## DO THIS
Copy out, word for word, the post below on the vigil for the 20th anniversary of the Carandiru massacre.

Wednesday, 3 October 2012

Vigil marks 20th aniversary of Carandiru`s massacre


Twenty years ago, a police action killed 111 prisoners in a detention house in São Paulo, Brazil. This episode, known as "Carandiru Massacre", aimed at ending a prisoner’s riot. The BBC News report entitled “Brazil jail massacre: Vigil marks Carandiru anniversary” states that hundreds of people in the Brazilian city of Sao Paulo held a ceremony to mark the 20th anniversary of the prison massacre.

The riot began with a row between two prisoners over a football match they had played in their recreation time. The disagreement quickly turned into turmoil and after that into a rebellion. Fearing that the riot would spread to the rest of the complex, the police Colonel Ubiratan Guimaraes commanded the raid and the site was surrounded by riot police. In the end, 111 prisoners were killed, and many of them died attacked by dogs in the barbershop where the wounded prisoners were being taken. The riot police were accused of using extreme brutality, but the police officers involved in the killings said they were only obeying orders. The Colonel Ubiratan Guimaraes was convicted in 2001 for using excessive force and, in 2006, he was acquitted on appeal, but he was found dead in his flat months after having his conviction overturned. In 2002, Carandiru was finally closed and the buildings demolished. Until now, no-one else has been convicted over the killings.

## INFORMATION SUPPLIED
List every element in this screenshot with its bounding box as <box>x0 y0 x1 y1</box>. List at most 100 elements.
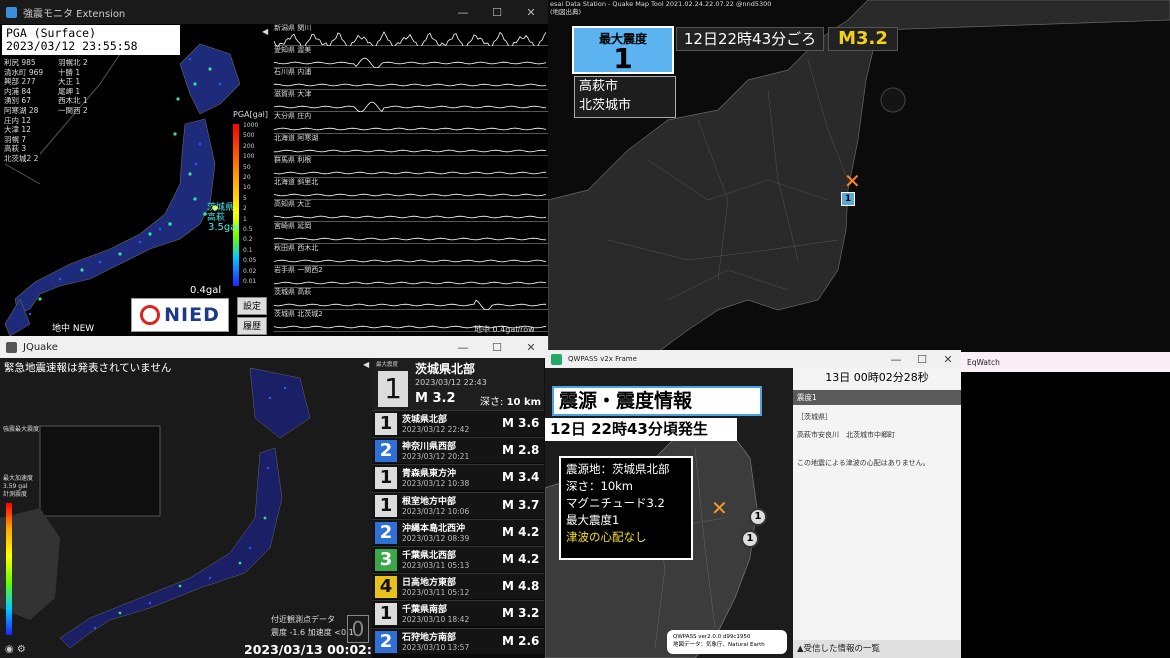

## ANSWER TO THE EXERCISE
Wednesday, 3 October 2012

Vigil marks 20th aniversary of Carandiru`s massacre


Twenty years ago, a police action killed 111 prisoners in a detention house in São Paulo, Brazil. This episode, known as "Carandiru Massacre", aimed at ending a prisoner’s riot. The BBC News report entitled “Brazil jail massacre: Vigil marks Carandiru anniversary” states that hundreds of people in the Brazilian city of Sao Paulo held a ceremony to mark the 20th anniversary of the prison massacre.

The riot began with a row between two prisoners over a football match they had played in their recreation time. The disagreement quickly turned into turmoil and after that into a rebellion. Fearing that the riot would spread to the rest of the complex, the police Colonel Ubiratan Guimaraes commanded the raid and the site was surrounded by riot police. In the end, 111 prisoners were killed, and many of them died attacked by dogs in the barbershop where the wounded prisoners were being taken. The riot police were accused of using extreme brutality, but the police officers involved in the killings said they were only obeying orders. The Colonel Ubiratan Guimaraes was convicted in 2001 for using excessive force and, in 2006, he was acquitted on appeal, but he was found dead in his flat months after having his conviction overturned. In 2002, Carandiru was finally closed and the buildings demolished. Until now, no-one else has been convicted over the killings.